■ Written instruction: Reproduce without change the stretch of lines from the line containing "lunch-slot[interactable] bbox=[506, 120, 598, 135]" through the line containing "day-number: 14 bbox=[326, 259, 346, 277]", including both of those lines.

....

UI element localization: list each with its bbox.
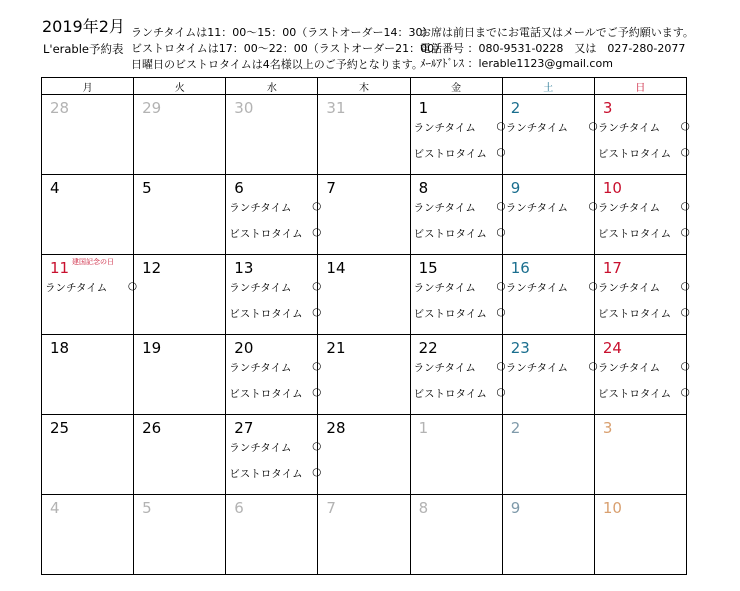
lunch-slot[interactable] bbox=[506, 120, 598, 135]
day-cell[interactable] bbox=[594, 335, 690, 415]
lunch-slot[interactable] bbox=[598, 280, 690, 295]
day-cell[interactable] bbox=[502, 415, 594, 495]
day-number: 29 bbox=[142, 99, 162, 117]
day-cell[interactable] bbox=[502, 95, 598, 175]
holiday-label: 建国記念の日 bbox=[72, 258, 114, 266]
weekday-header: 水 bbox=[226, 78, 318, 95]
day-number: 26 bbox=[142, 419, 162, 437]
lunch-slot-label: ランチタイム bbox=[413, 362, 476, 374]
day-number: 6 bbox=[234, 179, 244, 197]
day-number: 3 bbox=[602, 99, 613, 117]
day-cell[interactable] bbox=[226, 335, 322, 415]
day-number: 28 bbox=[50, 99, 70, 117]
day-number: 8 bbox=[418, 499, 429, 517]
day-cell[interactable] bbox=[318, 95, 410, 175]
weekday-header: 火 bbox=[134, 78, 226, 95]
day-number: 18 bbox=[50, 339, 70, 357]
availability-circle-icon: ○ bbox=[312, 466, 322, 478]
day-cell[interactable] bbox=[42, 175, 134, 255]
availability-circle-icon: ○ bbox=[496, 226, 506, 238]
day-cell[interactable] bbox=[502, 255, 598, 335]
bistro-slot-label: ビストロタイム bbox=[597, 228, 672, 240]
bistro-slot-label: ビストロタイム bbox=[229, 388, 303, 400]
day-cell[interactable] bbox=[134, 95, 226, 175]
day-cell[interactable] bbox=[226, 175, 322, 255]
lunch-slot[interactable] bbox=[506, 360, 598, 375]
day-cell[interactable] bbox=[42, 415, 134, 495]
availability-circle-icon: ○ bbox=[496, 280, 506, 292]
lunch-slot[interactable] bbox=[229, 280, 321, 295]
lunch-slot[interactable] bbox=[598, 360, 690, 375]
availability-circle-icon: ○ bbox=[312, 386, 322, 398]
day-number: 14 bbox=[326, 259, 346, 277]
availability-circle-icon: ○ bbox=[680, 386, 690, 398]
bistro-slot[interactable] bbox=[229, 226, 321, 241]
day-number: 25 bbox=[50, 419, 70, 437]
lunch-slot-label: ランチタイム bbox=[229, 202, 292, 214]
bistro-slot[interactable] bbox=[229, 386, 321, 401]
availability-circle-icon: ○ bbox=[680, 280, 690, 292]
bistro-slot[interactable] bbox=[598, 146, 690, 161]
availability-circle-icon: ○ bbox=[496, 360, 506, 372]
day-cell[interactable] bbox=[502, 495, 594, 575]
bistro-slot-label: ビストロタイム bbox=[413, 308, 487, 320]
day-number: 30 bbox=[234, 99, 254, 117]
day-number: 21 bbox=[326, 339, 346, 357]
day-cell[interactable] bbox=[226, 495, 318, 575]
day-cell[interactable] bbox=[134, 415, 226, 495]
day-cell[interactable] bbox=[410, 175, 506, 255]
calendar-grid bbox=[41, 77, 690, 575]
availability-circle-icon: ○ bbox=[680, 306, 690, 318]
lunch-slot-label: ランチタイム bbox=[597, 362, 661, 374]
availability-circle-icon: ○ bbox=[312, 226, 322, 238]
bistro-slot-label: ビストロタイム bbox=[413, 148, 487, 160]
lunch-slot[interactable] bbox=[598, 120, 690, 135]
day-number: 5 bbox=[142, 499, 152, 517]
lunch-hours-text: ランチタイムは11：00〜15：00（ラストオーダー14：30） bbox=[131, 26, 434, 39]
day-cell[interactable] bbox=[594, 495, 686, 575]
day-cell[interactable] bbox=[594, 255, 690, 335]
lunch-slot[interactable] bbox=[414, 280, 506, 295]
weekday-header-row bbox=[42, 78, 687, 95]
day-cell[interactable] bbox=[318, 335, 410, 415]
day-number: 20 bbox=[234, 339, 254, 357]
lunch-slot[interactable] bbox=[229, 360, 321, 375]
bistro-slot[interactable] bbox=[229, 306, 321, 321]
weekday-header: 土 bbox=[502, 78, 594, 95]
lunch-slot[interactable] bbox=[598, 200, 690, 215]
lunch-slot-label: ランチタイム bbox=[597, 122, 661, 134]
lunch-slot-label: ランチタイム bbox=[505, 282, 568, 294]
lunch-slot[interactable] bbox=[506, 200, 598, 215]
day-cell[interactable] bbox=[318, 495, 410, 575]
day-cell[interactable] bbox=[42, 95, 134, 175]
availability-circle-icon: ○ bbox=[588, 360, 598, 372]
day-number: 1 bbox=[418, 99, 429, 117]
reservation-sheet-subtitle: L'erable予約表 bbox=[43, 42, 124, 56]
availability-circle-icon: ○ bbox=[496, 146, 506, 158]
bistro-slot-label: ビストロタイム bbox=[413, 228, 487, 240]
day-number: 31 bbox=[326, 99, 346, 117]
lunch-slot[interactable] bbox=[229, 200, 321, 215]
bistro-hours-text: ビストロタイムは17：00〜22：00（ラストオーダー21：00） bbox=[131, 42, 446, 55]
availability-circle-icon: ○ bbox=[680, 146, 690, 158]
day-number: 9 bbox=[510, 179, 521, 197]
bistro-slot-label: ビストロタイム bbox=[229, 468, 303, 480]
day-number: 16 bbox=[510, 259, 530, 277]
lunch-slot-label: ランチタイム bbox=[413, 282, 476, 294]
day-cell[interactable] bbox=[594, 95, 690, 175]
day-number: 24 bbox=[602, 339, 622, 357]
day-cell[interactable] bbox=[410, 335, 506, 415]
day-number: 8 bbox=[418, 179, 429, 197]
lunch-slot-label: ランチタイム bbox=[413, 122, 476, 134]
day-number: 19 bbox=[142, 339, 162, 357]
bistro-slot[interactable] bbox=[414, 226, 506, 241]
lunch-slot[interactable] bbox=[506, 280, 598, 295]
day-number: 3 bbox=[602, 419, 613, 437]
availability-circle-icon: ○ bbox=[588, 200, 598, 212]
day-cell[interactable] bbox=[594, 415, 686, 495]
availability-circle-icon: ○ bbox=[496, 386, 506, 398]
mail-text: ﾒｰﾙｱﾄﾞﾚｽ ：lerable1123@gmail.com bbox=[420, 57, 613, 70]
day-number: 10 bbox=[602, 499, 622, 517]
day-number: 23 bbox=[510, 339, 530, 357]
day-cell[interactable] bbox=[410, 415, 502, 495]
availability-circle-icon: ○ bbox=[312, 360, 322, 372]
availability-circle-icon: ○ bbox=[680, 120, 690, 132]
availability-circle-icon: ○ bbox=[680, 360, 690, 372]
availability-circle-icon: ○ bbox=[496, 306, 506, 318]
day-number: 4 bbox=[50, 179, 60, 197]
day-cell[interactable] bbox=[410, 495, 502, 575]
day-number: 28 bbox=[326, 419, 346, 437]
bistro-slot-label: ビストロタイム bbox=[597, 388, 672, 400]
availability-circle-icon: ○ bbox=[680, 226, 690, 238]
day-cell[interactable] bbox=[42, 335, 134, 415]
day-number: 5 bbox=[142, 179, 152, 197]
day-number: 12 bbox=[142, 259, 162, 277]
day-cell[interactable] bbox=[502, 335, 598, 415]
lunch-slot-label: ランチタイム bbox=[229, 442, 292, 454]
day-number: 27 bbox=[234, 419, 254, 437]
bistro-slot[interactable] bbox=[598, 306, 690, 321]
bistro-slot[interactable] bbox=[229, 466, 321, 481]
weekday-header: 日 bbox=[594, 78, 686, 95]
lunch-slot-label: ランチタイム bbox=[597, 282, 661, 294]
week-row bbox=[42, 95, 687, 175]
day-number: 1 bbox=[418, 419, 429, 437]
day-cell[interactable] bbox=[226, 415, 322, 495]
lunch-slot-label: ランチタイム bbox=[597, 202, 661, 214]
day-cell[interactable] bbox=[318, 255, 410, 335]
week-row bbox=[42, 415, 687, 495]
day-cell[interactable] bbox=[42, 495, 134, 575]
availability-circle-icon: ○ bbox=[312, 440, 322, 452]
day-cell[interactable] bbox=[134, 495, 226, 575]
day-number: 9 bbox=[510, 499, 521, 517]
weekday-header: 月 bbox=[42, 78, 134, 95]
day-number: 6 bbox=[234, 499, 244, 517]
calendar-body bbox=[42, 95, 690, 575]
lunch-slot[interactable] bbox=[414, 120, 506, 135]
lunch-slot-label: ランチタイム bbox=[505, 202, 568, 214]
day-cell[interactable] bbox=[134, 255, 226, 335]
bistro-slot[interactable] bbox=[414, 306, 506, 321]
day-cell[interactable] bbox=[410, 255, 506, 335]
lunch-slot[interactable] bbox=[229, 440, 321, 455]
bistro-slot[interactable] bbox=[598, 386, 690, 401]
bistro-slot-label: ビストロタイム bbox=[597, 308, 672, 320]
availability-circle-icon: ○ bbox=[496, 200, 506, 212]
day-cell[interactable] bbox=[410, 95, 506, 175]
availability-circle-icon: ○ bbox=[588, 280, 598, 292]
week-row bbox=[42, 255, 687, 335]
availability-circle-icon: ○ bbox=[127, 280, 137, 292]
day-number: 22 bbox=[418, 339, 438, 357]
day-number: 17 bbox=[602, 259, 622, 277]
weekday-header: 金 bbox=[410, 78, 502, 95]
reservation-note-text: お席は前日までにお電話又はメールでご予約願います。 bbox=[420, 26, 694, 39]
day-number: 4 bbox=[50, 499, 60, 517]
calendar-title: 2019年2月 bbox=[42, 17, 125, 36]
lunch-slot[interactable] bbox=[414, 360, 506, 375]
day-number: 10 bbox=[602, 179, 622, 197]
day-cell[interactable] bbox=[134, 175, 226, 255]
lunch-slot-label: ランチタイム bbox=[229, 362, 292, 374]
day-cell[interactable] bbox=[226, 255, 322, 335]
availability-circle-icon: ○ bbox=[312, 200, 322, 212]
bistro-slot[interactable] bbox=[414, 386, 506, 401]
day-number: 2 bbox=[510, 99, 521, 117]
bistro-slot-label: ビストロタイム bbox=[413, 388, 487, 400]
lunch-slot-label: ランチタイム bbox=[505, 362, 568, 374]
day-cell[interactable] bbox=[318, 415, 410, 495]
bistro-slot[interactable] bbox=[598, 226, 690, 241]
sunday-note-text: 日曜日のビストロタイムは4名様以上のご予約となります。 bbox=[131, 58, 423, 71]
week-row bbox=[42, 175, 687, 255]
day-cell[interactable] bbox=[226, 95, 318, 175]
availability-circle-icon: ○ bbox=[588, 120, 598, 132]
day-number: 15 bbox=[418, 259, 438, 277]
week-row bbox=[42, 335, 687, 415]
day-number: 2 bbox=[510, 419, 521, 437]
phone-text: 電話番号 ：080-9531-0228 又は 027-280-2077 bbox=[420, 42, 686, 55]
availability-circle-icon: ○ bbox=[680, 200, 690, 212]
weekday-header: 木 bbox=[318, 78, 410, 95]
day-cell[interactable] bbox=[318, 175, 410, 255]
lunch-slot[interactable] bbox=[45, 280, 137, 295]
lunch-slot-label: ランチタイム bbox=[413, 202, 476, 214]
week-row bbox=[42, 495, 687, 575]
lunch-slot-label: ランチタイム bbox=[45, 282, 108, 294]
availability-circle-icon: ○ bbox=[312, 306, 322, 318]
bistro-slot-label: ビストロタイム bbox=[229, 228, 303, 240]
availability-circle-icon: ○ bbox=[312, 280, 322, 292]
day-cell[interactable] bbox=[502, 175, 598, 255]
lunch-slot-label: ランチタイム bbox=[505, 122, 568, 134]
day-cell[interactable] bbox=[134, 335, 226, 415]
day-cell[interactable] bbox=[594, 175, 690, 255]
availability-circle-icon: ○ bbox=[496, 120, 506, 132]
day-number: 7 bbox=[326, 499, 336, 517]
bistro-slot-label: ビストロタイム bbox=[597, 148, 672, 160]
bistro-slot-label: ビストロタイム bbox=[229, 308, 303, 320]
day-cell[interactable] bbox=[42, 255, 137, 335]
day-number: 13 bbox=[234, 259, 254, 277]
lunch-slot[interactable] bbox=[414, 200, 506, 215]
day-number: 11 bbox=[50, 259, 70, 277]
lunch-slot-label: ランチタイム bbox=[229, 282, 292, 294]
bistro-slot[interactable] bbox=[414, 146, 506, 161]
day-number: 7 bbox=[326, 179, 336, 197]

....

■ Correct result:
lunch-slot[interactable] bbox=[506, 120, 598, 135]
day-cell[interactable] bbox=[594, 335, 690, 415]
lunch-slot[interactable] bbox=[598, 280, 690, 295]
day-cell[interactable] bbox=[502, 415, 594, 495]
day-number: 29 bbox=[142, 99, 162, 117]
day-cell[interactable] bbox=[502, 95, 598, 175]
holiday-label: 建国記念の日 bbox=[72, 258, 114, 266]
weekday-header: 水 bbox=[226, 78, 318, 95]
day-number: 26 bbox=[142, 419, 162, 437]
lunch-slot-label: ランチタイム bbox=[413, 362, 476, 374]
day-number: 6 bbox=[234, 179, 244, 197]
day-number: 3 bbox=[602, 99, 613, 117]
day-cell[interactable] bbox=[226, 335, 322, 415]
day-number: 28 bbox=[50, 99, 70, 117]
day-number: 8 bbox=[418, 499, 429, 517]
day-cell[interactable] bbox=[318, 95, 410, 175]
weekday-header: 火 bbox=[134, 78, 226, 95]
day-number: 18 bbox=[50, 339, 70, 357]
availability-circle-icon: ○ bbox=[312, 466, 322, 478]
day-cell[interactable] bbox=[42, 175, 134, 255]
availability-circle-icon: ○ bbox=[496, 226, 506, 238]
day-cell[interactable] bbox=[502, 255, 598, 335]
bistro-slot-label: ビストロタイム bbox=[597, 228, 672, 240]
bistro-slot-label: ビストロタイム bbox=[229, 388, 303, 400]
day-cell[interactable] bbox=[134, 95, 226, 175]
day-cell[interactable] bbox=[226, 175, 322, 255]
lunch-slot[interactable] bbox=[506, 360, 598, 375]
day-cell[interactable] bbox=[42, 415, 134, 495]
availability-circle-icon: ○ bbox=[496, 280, 506, 292]
lunch-slot[interactable] bbox=[229, 280, 321, 295]
lunch-slot[interactable] bbox=[598, 360, 690, 375]
availability-circle-icon: ○ bbox=[312, 386, 322, 398]
day-number: 14 bbox=[326, 259, 346, 277]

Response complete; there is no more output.